# Supplied material start

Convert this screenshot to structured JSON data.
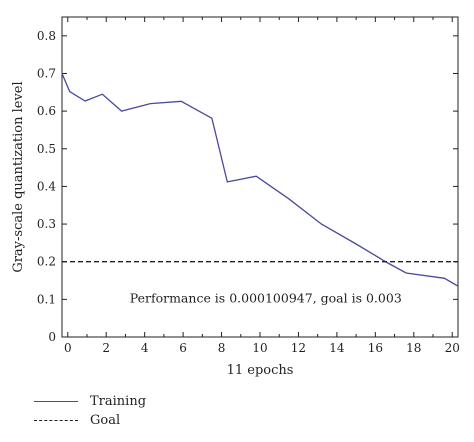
{
  "chart_data": {
    "type": "line",
    "xlabel": "11 epochs",
    "ylabel": "Gray-scale quantization level",
    "xlim": [
      -0.3,
      20.3
    ],
    "ylim": [
      0,
      0.85
    ],
    "xticks": [
      "0",
      "2",
      "4",
      "6",
      "8",
      "10",
      "12",
      "14",
      "16",
      "18",
      "20"
    ],
    "yticks": [
      "0",
      "0.1",
      "0.2",
      "0.3",
      "0.4",
      "0.5",
      "0.6",
      "0.7",
      "0.8"
    ],
    "annotation": "Performance is 0.000100947, goal is 0.003",
    "series": [
      {
        "name": "Training",
        "color": "#4a4a9a",
        "style": "solid",
        "x": [
          -0.3,
          0.1,
          0.9,
          1.8,
          2.8,
          4.3,
          5.9,
          7.5,
          8.3,
          9.8,
          11.5,
          13.2,
          15.0,
          16.6,
          17.6,
          19.6,
          20.3
        ],
        "y": [
          0.7,
          0.652,
          0.627,
          0.645,
          0.6,
          0.62,
          0.626,
          0.581,
          0.412,
          0.427,
          0.367,
          0.3,
          0.247,
          0.198,
          0.17,
          0.156,
          0.135
        ]
      },
      {
        "name": "Goal",
        "color": "#231f20",
        "style": "dashed",
        "x": [
          -0.3,
          20.3
        ],
        "y": [
          0.2,
          0.2
        ]
      }
    ],
    "legend": {
      "placement": "bottom-left",
      "entries": [
        "Training",
        "Goal"
      ]
    },
    "grid": false
  }
}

# Supplied material end

→ Task
Reproduce each record above by retyping it exactly; omit all images.

→ Full response
Convert this screenshot to structured JSON data.
{
  "chart_data": {
    "type": "line",
    "xlabel": "11 epochs",
    "ylabel": "Gray-scale quantization level",
    "xlim": [
      -0.3,
      20.3
    ],
    "ylim": [
      0,
      0.85
    ],
    "xticks": [
      "0",
      "2",
      "4",
      "6",
      "8",
      "10",
      "12",
      "14",
      "16",
      "18",
      "20"
    ],
    "yticks": [
      "0",
      "0.1",
      "0.2",
      "0.3",
      "0.4",
      "0.5",
      "0.6",
      "0.7",
      "0.8"
    ],
    "annotation": "Performance is 0.000100947, goal is 0.003",
    "series": [
      {
        "name": "Training",
        "color": "#4a4a9a",
        "style": "solid",
        "x": [
          -0.3,
          0.1,
          0.9,
          1.8,
          2.8,
          4.3,
          5.9,
          7.5,
          8.3,
          9.8,
          11.5,
          13.2,
          15.0,
          16.6,
          17.6,
          19.6,
          20.3
        ],
        "y": [
          0.7,
          0.652,
          0.627,
          0.645,
          0.6,
          0.62,
          0.626,
          0.581,
          0.412,
          0.427,
          0.367,
          0.3,
          0.247,
          0.198,
          0.17,
          0.156,
          0.135
        ]
      },
      {
        "name": "Goal",
        "color": "#231f20",
        "style": "dashed",
        "x": [
          -0.3,
          20.3
        ],
        "y": [
          0.2,
          0.2
        ]
      }
    ],
    "legend": {
      "placement": "bottom-left",
      "entries": [
        "Training",
        "Goal"
      ]
    },
    "grid": false
  }
}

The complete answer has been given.